> [Input material]
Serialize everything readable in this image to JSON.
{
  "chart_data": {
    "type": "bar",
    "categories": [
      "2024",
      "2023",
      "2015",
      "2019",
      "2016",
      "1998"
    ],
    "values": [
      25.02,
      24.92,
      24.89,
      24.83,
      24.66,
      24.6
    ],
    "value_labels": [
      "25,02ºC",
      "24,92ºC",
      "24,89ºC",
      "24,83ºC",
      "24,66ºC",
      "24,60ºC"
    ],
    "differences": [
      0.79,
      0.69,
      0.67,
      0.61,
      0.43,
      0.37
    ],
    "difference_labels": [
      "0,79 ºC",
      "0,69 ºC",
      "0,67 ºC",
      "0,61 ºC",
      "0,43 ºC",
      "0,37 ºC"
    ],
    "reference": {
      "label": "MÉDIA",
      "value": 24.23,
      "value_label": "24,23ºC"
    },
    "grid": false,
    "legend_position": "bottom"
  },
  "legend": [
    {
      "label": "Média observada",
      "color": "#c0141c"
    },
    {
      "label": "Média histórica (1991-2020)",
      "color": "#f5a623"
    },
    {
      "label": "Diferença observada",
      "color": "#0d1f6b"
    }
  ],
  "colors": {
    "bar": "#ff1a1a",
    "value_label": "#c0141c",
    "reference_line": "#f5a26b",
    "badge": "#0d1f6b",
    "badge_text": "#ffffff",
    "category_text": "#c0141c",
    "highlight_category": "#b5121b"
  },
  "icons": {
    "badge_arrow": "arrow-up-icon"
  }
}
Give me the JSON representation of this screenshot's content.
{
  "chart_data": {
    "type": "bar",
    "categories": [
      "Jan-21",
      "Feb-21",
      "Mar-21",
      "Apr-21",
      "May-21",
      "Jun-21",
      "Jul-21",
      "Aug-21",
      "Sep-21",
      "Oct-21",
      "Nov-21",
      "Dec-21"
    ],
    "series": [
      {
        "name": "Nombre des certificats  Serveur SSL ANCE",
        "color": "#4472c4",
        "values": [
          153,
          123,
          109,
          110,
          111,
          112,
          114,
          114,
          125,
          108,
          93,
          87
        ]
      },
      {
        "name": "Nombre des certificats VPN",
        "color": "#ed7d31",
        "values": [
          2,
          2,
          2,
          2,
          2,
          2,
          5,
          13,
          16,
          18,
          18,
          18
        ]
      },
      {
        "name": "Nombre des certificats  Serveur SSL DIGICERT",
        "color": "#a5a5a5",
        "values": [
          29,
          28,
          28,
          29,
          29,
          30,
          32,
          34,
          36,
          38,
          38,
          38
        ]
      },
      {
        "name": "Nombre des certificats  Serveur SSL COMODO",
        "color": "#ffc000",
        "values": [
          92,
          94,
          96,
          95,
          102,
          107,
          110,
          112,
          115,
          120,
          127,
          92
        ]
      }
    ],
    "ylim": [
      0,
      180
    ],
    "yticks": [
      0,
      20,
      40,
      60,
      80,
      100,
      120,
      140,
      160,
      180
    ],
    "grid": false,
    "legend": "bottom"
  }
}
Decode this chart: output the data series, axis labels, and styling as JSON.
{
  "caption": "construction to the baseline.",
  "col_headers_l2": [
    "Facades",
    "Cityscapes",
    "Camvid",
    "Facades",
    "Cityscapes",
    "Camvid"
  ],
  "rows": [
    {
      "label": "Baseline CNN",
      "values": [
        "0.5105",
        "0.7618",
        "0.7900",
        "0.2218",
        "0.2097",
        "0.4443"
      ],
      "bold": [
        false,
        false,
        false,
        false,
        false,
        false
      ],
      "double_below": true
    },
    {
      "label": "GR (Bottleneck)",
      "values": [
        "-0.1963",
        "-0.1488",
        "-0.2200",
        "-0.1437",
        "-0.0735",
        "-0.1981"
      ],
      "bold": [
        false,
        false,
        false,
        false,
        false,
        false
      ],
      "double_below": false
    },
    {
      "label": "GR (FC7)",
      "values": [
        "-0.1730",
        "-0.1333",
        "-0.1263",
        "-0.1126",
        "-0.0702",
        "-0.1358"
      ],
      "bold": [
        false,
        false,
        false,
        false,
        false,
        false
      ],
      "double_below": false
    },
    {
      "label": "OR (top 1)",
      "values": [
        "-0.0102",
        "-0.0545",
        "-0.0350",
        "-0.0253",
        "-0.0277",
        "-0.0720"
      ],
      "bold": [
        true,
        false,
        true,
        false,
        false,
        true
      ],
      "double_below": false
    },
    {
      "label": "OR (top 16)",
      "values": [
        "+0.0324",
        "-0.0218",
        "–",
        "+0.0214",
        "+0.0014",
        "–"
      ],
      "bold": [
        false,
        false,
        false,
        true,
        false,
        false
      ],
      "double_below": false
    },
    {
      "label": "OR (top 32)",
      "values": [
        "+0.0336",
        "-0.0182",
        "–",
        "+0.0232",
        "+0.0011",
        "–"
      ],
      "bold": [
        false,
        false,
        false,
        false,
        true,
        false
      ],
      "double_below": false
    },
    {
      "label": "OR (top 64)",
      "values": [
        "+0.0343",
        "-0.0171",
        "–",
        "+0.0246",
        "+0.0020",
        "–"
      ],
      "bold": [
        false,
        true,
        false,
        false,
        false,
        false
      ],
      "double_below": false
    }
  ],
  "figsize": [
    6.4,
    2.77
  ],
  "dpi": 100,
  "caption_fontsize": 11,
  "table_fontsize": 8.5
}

> [Stated task]
Take every line from the data above that holds "name" and copy it out.

> [Written solution]
        "name": "Nombre des certificats  Serveur SSL ANCE",
        "name": "Nombre des certificats VPN",
        "name": "Nombre des certificats  Serveur SSL DIGICERT",
        "name": "Nombre des certificats  Serveur SSL COMODO",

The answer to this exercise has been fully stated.